# Exercise objective:
Can you repeat the lines of the material below, starting with the line that contains "axis-label-z: z: [322, 158, 325, 164]" and ending with the line that contains "viewport-label-top: Top: [5, 2, 20, 11]", both included?

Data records
◇ ◇ ◇ ◇ ◇

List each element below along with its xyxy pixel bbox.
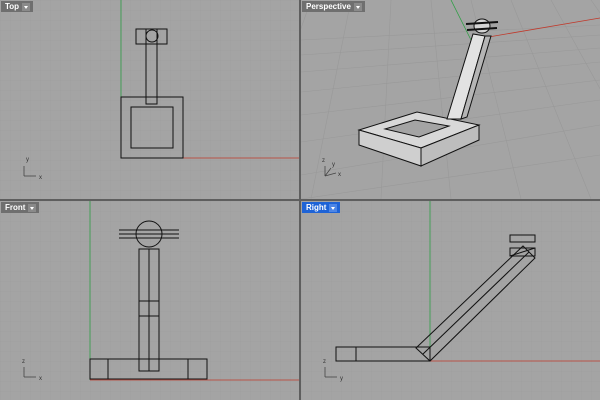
axis-label-z: z: [322, 158, 325, 164]
perspective-grid: [301, 0, 600, 199]
axis-label-x: x: [338, 172, 341, 178]
viewport-tab-right[interactable]: Right: [302, 202, 341, 213]
viewport-right[interactable]: z y Right: [301, 201, 600, 400]
front-view-canvas[interactable]: z x: [0, 201, 299, 400]
axis-label-x: x: [39, 376, 42, 382]
chevron-down-icon[interactable]: [22, 2, 31, 11]
viewport-label-top: Top: [5, 2, 20, 11]
viewport-tab-top[interactable]: Top: [1, 1, 34, 12]
top-view-canvas[interactable]: y x: [0, 0, 299, 199]
axis-label-z: z: [323, 359, 326, 365]
viewport-tab-front[interactable]: Front: [1, 202, 40, 213]
viewport-perspective[interactable]: z y x Perspective: [301, 0, 600, 199]
viewport-tab-perspective[interactable]: Perspective: [302, 1, 365, 12]
viewport-label-perspective: Perspective: [306, 2, 351, 11]
axis-label-y: y: [332, 162, 335, 168]
viewport-label-right: Right: [306, 203, 327, 212]
viewport-label-front: Front: [5, 203, 26, 212]
axis-label-z: z: [22, 359, 25, 365]
right-view-canvas[interactable]: z y: [301, 201, 600, 400]
viewport-front[interactable]: z x Front: [0, 201, 299, 400]
stand-perspective-shape: [357, 18, 499, 167]
chevron-down-icon[interactable]: [353, 2, 362, 11]
chevron-down-icon[interactable]: [329, 203, 338, 212]
axis-label-y: y: [26, 157, 29, 163]
chevron-down-icon[interactable]: [28, 203, 37, 212]
axis-label-y: y: [340, 376, 343, 382]
viewport-top[interactable]: y x Top: [0, 0, 299, 199]
axis-label-x: x: [39, 175, 42, 181]
perspective-view-canvas[interactable]: z y x: [301, 0, 600, 199]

◇ ◇ ◇ ◇ ◇

# Response to the exercise:
axis-label-z: z: [322, 158, 325, 164]
perspective-grid: [301, 0, 600, 199]
axis-label-x: x: [338, 172, 341, 178]
viewport-tab-right[interactable]: Right: [302, 202, 341, 213]
viewport-right[interactable]: z y Right: [301, 201, 600, 400]
front-view-canvas[interactable]: z x: [0, 201, 299, 400]
axis-label-x: x: [39, 376, 42, 382]
chevron-down-icon[interactable]: [22, 2, 31, 11]
viewport-label-top: Top: [5, 2, 20, 11]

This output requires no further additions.